Restate the listing below word for word, omitting any images.

--- begin Exercise material ---

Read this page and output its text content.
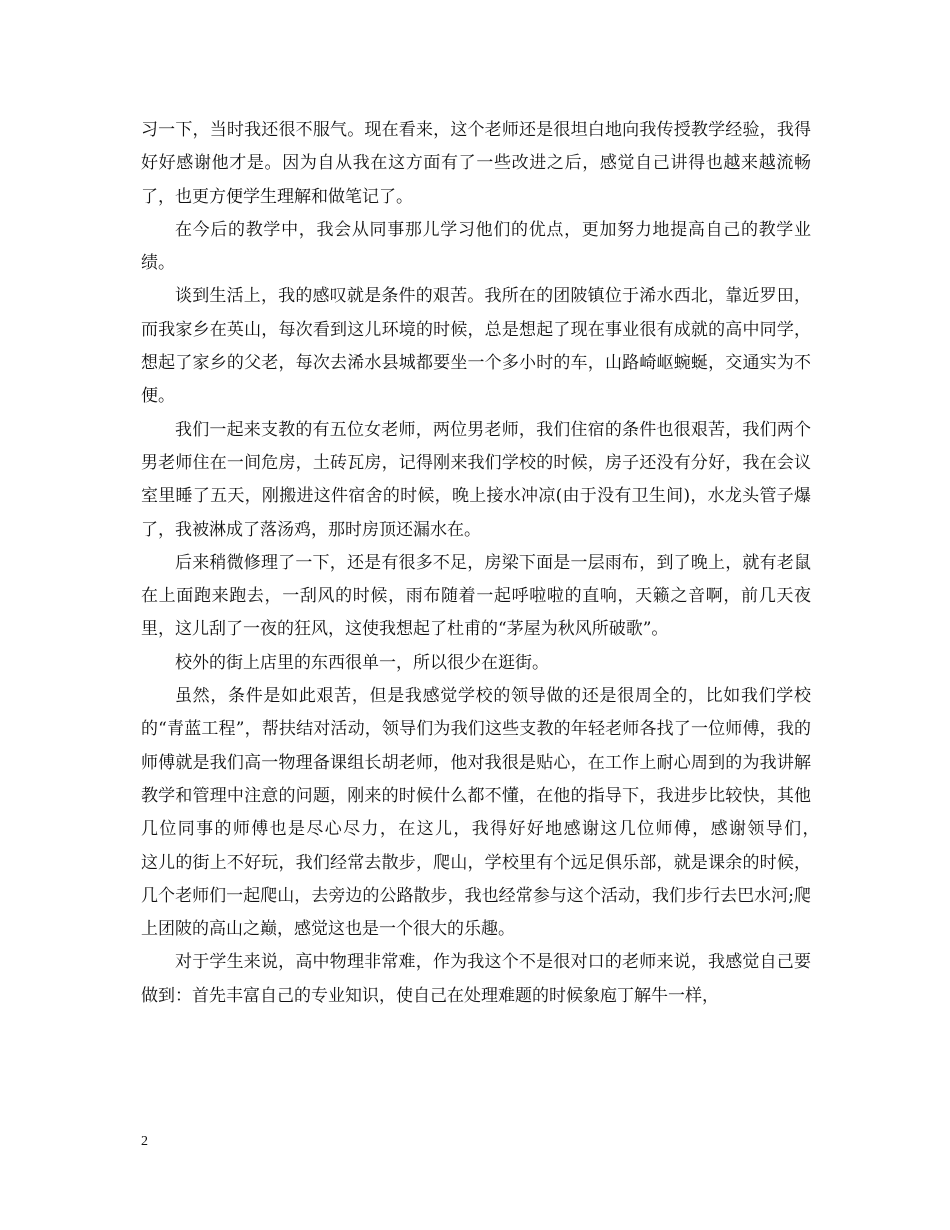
习一下，当时我还很不服气。现在看来，这个老师还是很坦白地向我传授教学经验，我得好好感谢他才是。因为自从我在这方面有了一些改进之后，感觉自己讲得也越来越流畅了，也更方便学生理解和做笔记了。

在今后的教学中，我会从同事那儿学习他们的优点，更加努力地提高自己的教学业绩。

谈到生活上，我的感叹就是条件的艰苦。我所在的团陂镇位于浠水西北，靠近罗田，而我家乡在英山，每次看到这儿环境的时候，总是想起了现在事业很有成就的高中同学，想起了家乡的父老，每次去浠水县城都要坐一个多小时的车，山路崎岖蜿蜒，交通实为不便。

我们一起来支教的有五位女老师，两位男老师，我们住宿的条件也很艰苦，我们两个男老师住在一间危房，土砖瓦房，记得刚来我们学校的时候，房子还没有分好，我在会议室里睡了五天，刚搬进这件宿舍的时候，晚上接水冲凉(由于没有卫生间)，水龙头管子爆了，我被淋成了落汤鸡，那时房顶还漏水在。

后来稍微修理了一下，还是有很多不足，房梁下面是一层雨布，到了晚上，就有老鼠在上面跑来跑去，一刮风的时候，雨布随着一起呼啦啦的直响，天籁之音啊，前几天夜里，这儿刮了一夜的狂风，这使我想起了杜甫的“茅屋为秋风所破歌”。

校外的街上店里的东西很单一，所以很少在逛街。

虽然，条件是如此艰苦，但是我感觉学校的领导做的还是很周全的，比如我们学校的“青蓝工程”，帮扶结对活动，领导们为我们这些支教的年轻老师各找了一位师傅，我的师傅就是我们高一物理备课组长胡老师，他对我很是贴心，在工作上耐心周到的为我讲解教学和管理中注意的问题，刚来的时候什么都不懂，在他的指导下，我进步比较快，其他几位同事的师傅也是尽心尽力，在这儿，我得好好地感谢这几位师傅，感谢领导们，　　这儿的街上不好玩，我们经常去散步，爬山，学校里有个远足俱乐部，就是课余的时候，几个老师们一起爬山，去旁边的公路散步，我也经常参与这个活动，我们步行去巴水河;爬上团陂的高山之巅，感觉这也是一个很大的乐趣。

对于学生来说，高中物理非常难，作为我这个不是很对口的老师来说，我感觉自己要做到：首先丰富自己的专业知识，使自己在处理难题的时候象庖丁解牛一样，

2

--- end Exercise material ---

[Answer to this exercise]
Read this page and output its text content.
习一下，当时我还很不服气。现在看来，这个老师还是很坦白地向我传授教学经验，我得好好感谢他才是。因为自从我在这方面有了一些改进之后，感觉自己讲得也越来越流畅了，也更方便学生理解和做笔记了。

在今后的教学中，我会从同事那儿学习他们的优点，更加努力地提高自己的教学业绩。

谈到生活上，我的感叹就是条件的艰苦。我所在的团陂镇位于浠水西北，靠近罗田，而我家乡在英山，每次看到这儿环境的时候，总是想起了现在事业很有成就的高中同学，想起了家乡的父老，每次去浠水县城都要坐一个多小时的车，山路崎岖蜿蜒，交通实为不便。

我们一起来支教的有五位女老师，两位男老师，我们住宿的条件也很艰苦，我们两个男老师住在一间危房，土砖瓦房，记得刚来我们学校的时候，房子还没有分好，我在会议室里睡了五天，刚搬进这件宿舍的时候，晚上接水冲凉(由于没有卫生间)，水龙头管子爆了，我被淋成了落汤鸡，那时房顶还漏水在。

后来稍微修理了一下，还是有很多不足，房梁下面是一层雨布，到了晚上，就有老鼠在上面跑来跑去，一刮风的时候，雨布随着一起呼啦啦的直响，天籁之音啊，前几天夜里，这儿刮了一夜的狂风，这使我想起了杜甫的“茅屋为秋风所破歌”。

校外的街上店里的东西很单一，所以很少在逛街。

虽然，条件是如此艰苦，但是我感觉学校的领导做的还是很周全的，比如我们学校的“青蓝工程”，帮扶结对活动，领导们为我们这些支教的年轻老师各找了一位师傅，我的师傅就是我们高一物理备课组长胡老师，他对我很是贴心，在工作上耐心周到的为我讲解教学和管理中注意的问题，刚来的时候什么都不懂，在他的指导下，我进步比较快，其他几位同事的师傅也是尽心尽力，在这儿，我得好好地感谢这几位师傅，感谢领导们，　　这儿的街上不好玩，我们经常去散步，爬山，学校里有个远足俱乐部，就是课余的时候，几个老师们一起爬山，去旁边的公路散步，我也经常参与这个活动，我们步行去巴水河;爬上团陂的高山之巅，感觉这也是一个很大的乐趣。

对于学生来说，高中物理非常难，作为我这个不是很对口的老师来说，我感觉自己要做到：首先丰富自己的专业知识，使自己在处理难题的时候象庖丁解牛一样，

2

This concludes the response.